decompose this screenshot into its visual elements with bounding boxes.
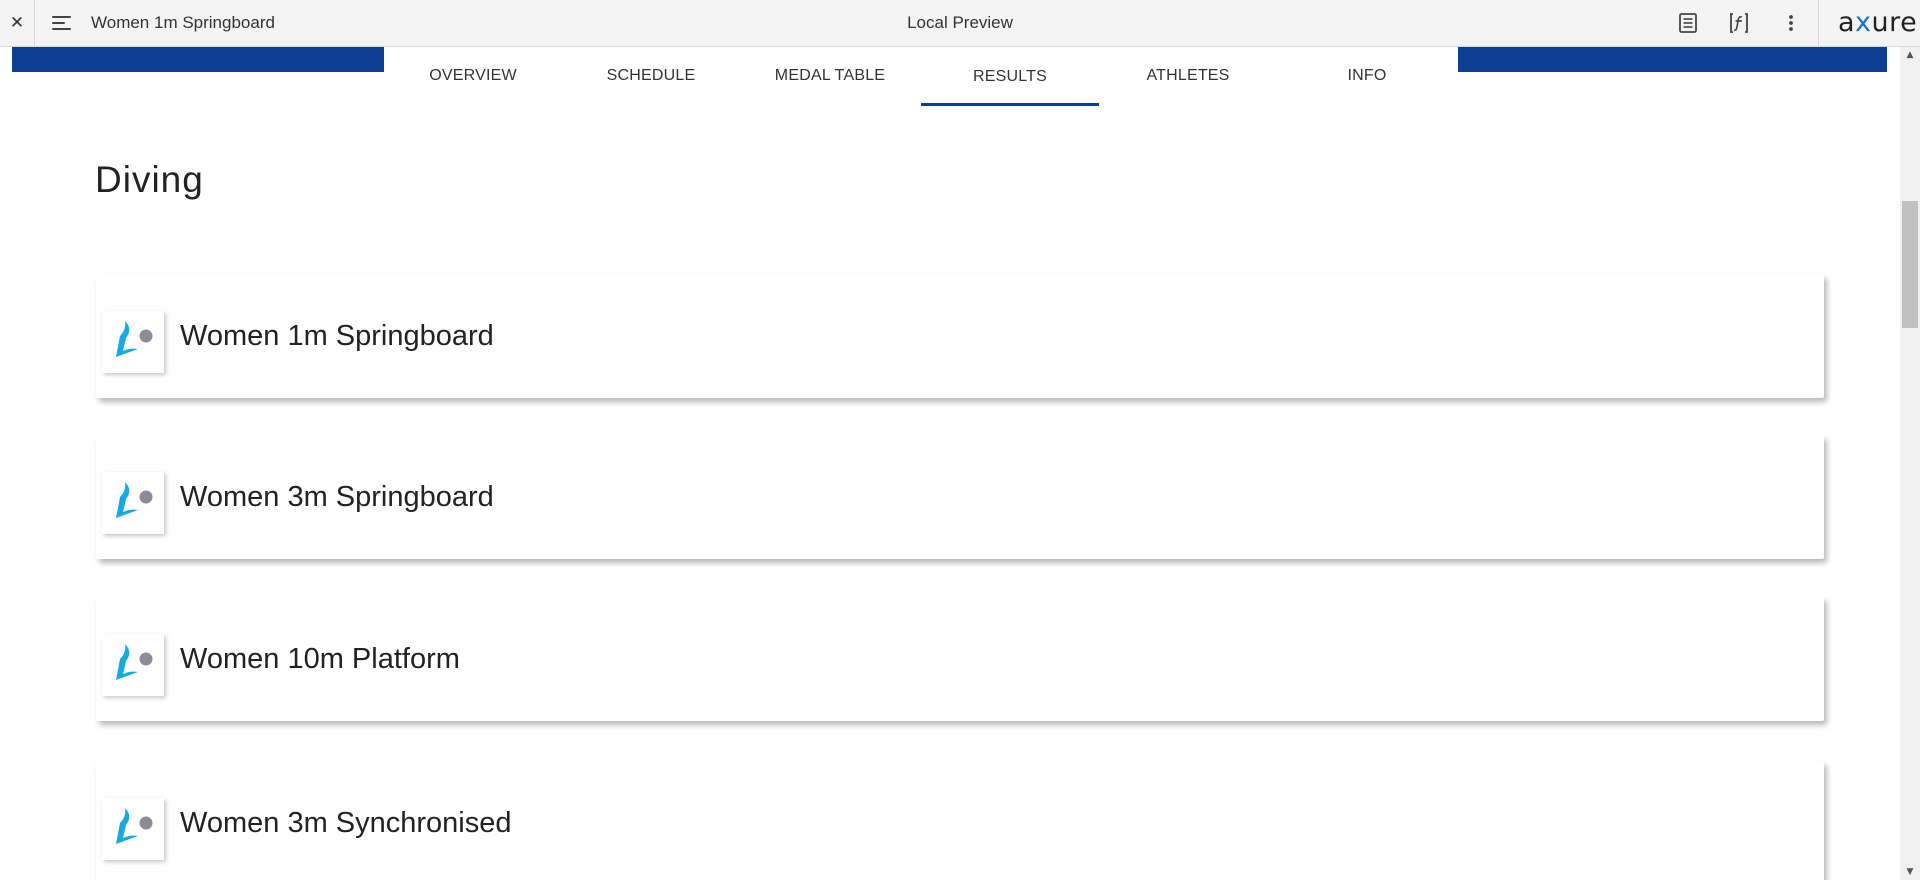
preview-toolbar: ✕ Women 1m Springboard Local Preview axu… — [0, 0, 1920, 47]
event-label: Women 10m Platform — [180, 643, 460, 675]
section-title: Diving — [95, 159, 204, 200]
tab-athletes[interactable]: ATHLETES — [1099, 47, 1277, 105]
tab-overview[interactable]: OVERVIEW — [384, 47, 562, 105]
event-card-women-10m-platform[interactable]: Women 10m Platform — [96, 597, 1824, 721]
current-page-name: Women 1m Springboard — [91, 13, 275, 32]
tab-medal-table[interactable]: MEDAL TABLE — [741, 47, 919, 105]
page-notes-icon[interactable] — [1676, 11, 1700, 35]
diving-icon — [102, 798, 164, 860]
logo-text-x: x — [1855, 7, 1872, 38]
axure-logo[interactable]: axure — [1838, 7, 1917, 38]
scrollbar-thumb[interactable] — [1902, 201, 1918, 328]
tab-info[interactable]: INFO — [1278, 47, 1456, 105]
diving-icon — [102, 311, 164, 373]
event-card-women-3m-synchronised[interactable]: Women 3m Synchronised — [96, 761, 1824, 880]
preview-title: Local Preview — [907, 13, 1013, 32]
event-card-women-1m-springboard[interactable]: Women 1m Springboard — [96, 274, 1824, 398]
diving-icon — [102, 472, 164, 534]
page-content: OVERVIEW SCHEDULE MEDAL TABLE RESULTS AT… — [0, 47, 1900, 880]
logo-text-suffix: ure — [1871, 7, 1918, 38]
scroll-down-arrow-icon[interactable]: ▼ — [1900, 864, 1920, 880]
sport-navigation: OVERVIEW SCHEDULE MEDAL TABLE RESULTS AT… — [384, 47, 1458, 107]
sitemap-menu-icon[interactable] — [50, 13, 76, 33]
event-label: Women 3m Synchronised — [180, 807, 512, 839]
header-band-right — [1458, 47, 1887, 72]
toolbar-divider — [1818, 0, 1819, 46]
header-band-left — [12, 47, 384, 72]
event-card-women-3m-springboard[interactable]: Women 3m Springboard — [96, 435, 1824, 559]
vertical-scrollbar[interactable]: ▲ ▼ — [1900, 47, 1920, 880]
tab-results[interactable]: RESULTS — [921, 47, 1099, 106]
scroll-up-arrow-icon[interactable]: ▲ — [1900, 47, 1920, 63]
event-label: Women 3m Springboard — [180, 481, 494, 513]
event-label: Women 1m Springboard — [180, 320, 494, 352]
variables-icon[interactable] — [1727, 11, 1751, 35]
more-options-icon[interactable] — [1779, 11, 1803, 35]
logo-text-prefix: a — [1838, 7, 1856, 38]
close-icon[interactable]: ✕ — [0, 0, 35, 46]
tab-schedule[interactable]: SCHEDULE — [562, 47, 740, 105]
diving-icon — [102, 634, 164, 696]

---------------

■ **Goal of the exercise**
Please output every line of the entries above as a Markdown table with the columns Row and Entry line, numbering the rows. Leave out blank lines and the pictures.

■ **Finished answer**
| Row | Entry line |
|---|---|
| 1 | decompose this screenshot into its visual elements with bounding boxes. |
| 2 | preview-toolbar: ✕ Women 1m Springboard Local Preview axu… — [0, 0, 1920, 47] |
| 3 | event-label: Women 10m Platform — [180, 643, 460, 675] |
| 4 | section-title: Diving — [95, 159, 204, 200] |
| 5 | tab-athletes[interactable]: ATHLETES — [1099, 47, 1277, 105] |
| 6 | tab-overview[interactable]: OVERVIEW — [384, 47, 562, 105] |
| 7 | event-card-women-10m-platform[interactable]: Women 10m Platform — [96, 597, 1824, 721] |
| 8 | current-page-name: Women 1m Springboard — [91, 13, 275, 32] |
| 9 | tab-medal-table[interactable]: MEDAL TABLE — [741, 47, 919, 105] |
| 10 | page-notes-icon[interactable] — [1676, 11, 1700, 35] |
| 11 | diving-icon — [102, 798, 164, 860] |
| 12 | logo-text-x: x — [1855, 7, 1872, 38] |
| 13 | axure-logo[interactable]: axure — [1838, 7, 1917, 38] |
| 14 | scrollbar-thumb[interactable] — [1902, 201, 1918, 328] |
| 15 | tab-info[interactable]: INFO — [1278, 47, 1456, 105] |
| 16 | diving-icon — [102, 311, 164, 373] |
| 17 | event-card-women-3m-synchronised[interactable]: Women 3m Synchronised — [96, 761, 1824, 880] |
| 18 | preview-title: Local Preview — [907, 13, 1013, 32] |
| 19 | event-card-women-1m-springboard[interactable]: Women 1m Springboard — [96, 274, 1824, 398] |
| 20 | diving-icon — [102, 472, 164, 534] |
| 21 | page-content: OVERVIEW SCHEDULE MEDAL TABLE RESULTS AT… — [0, 47, 1900, 880] |
| 22 | logo-text-suffix: ure — [1871, 7, 1918, 38] |
| 23 | scroll-down-arrow-icon[interactable]: ▼ — [1900, 864, 1920, 880] |
| 24 | sport-navigation: OVERVIEW SCHEDULE MEDAL TABLE RESULTS AT… — [384, 47, 1458, 107] |
| 25 | sitemap-menu-icon[interactable] — [50, 13, 76, 33] |
| 26 | event-label: Women 3m Synchronised — [180, 807, 512, 839] |
| 27 | header-band-right — [1458, 47, 1887, 72] |
| 28 | toolbar-divider — [1818, 0, 1819, 46] |
| 29 | header-band-left — [12, 47, 384, 72] |
| 30 | event-card-women-3m-springboard[interactable]: Women 3m Springboard — [96, 435, 1824, 559] |
| 31 | vertical-scrollbar[interactable]: ▲ ▼ — [1900, 47, 1920, 880] |
| 32 | tab-results[interactable]: RESULTS — [921, 47, 1099, 106] |
| 33 | scroll-up-arrow-icon[interactable]: ▲ — [1900, 47, 1920, 63] |
| 34 | event-label: Women 3m Springboard — [180, 481, 494, 513] |
| 35 | event-label: Women 1m Springboard — [180, 320, 494, 352] |
| 36 | variables-icon[interactable] — [1727, 11, 1751, 35] |
| 37 | more-options-icon[interactable] — [1779, 11, 1803, 35] |
| 38 | logo-text-prefix: a — [1838, 7, 1856, 38] |
| 39 | close-icon[interactable]: ✕ — [0, 0, 35, 46] |
| 40 | tab-schedule[interactable]: SCHEDULE — [562, 47, 740, 105] |
| 41 | diving-icon — [102, 634, 164, 696] |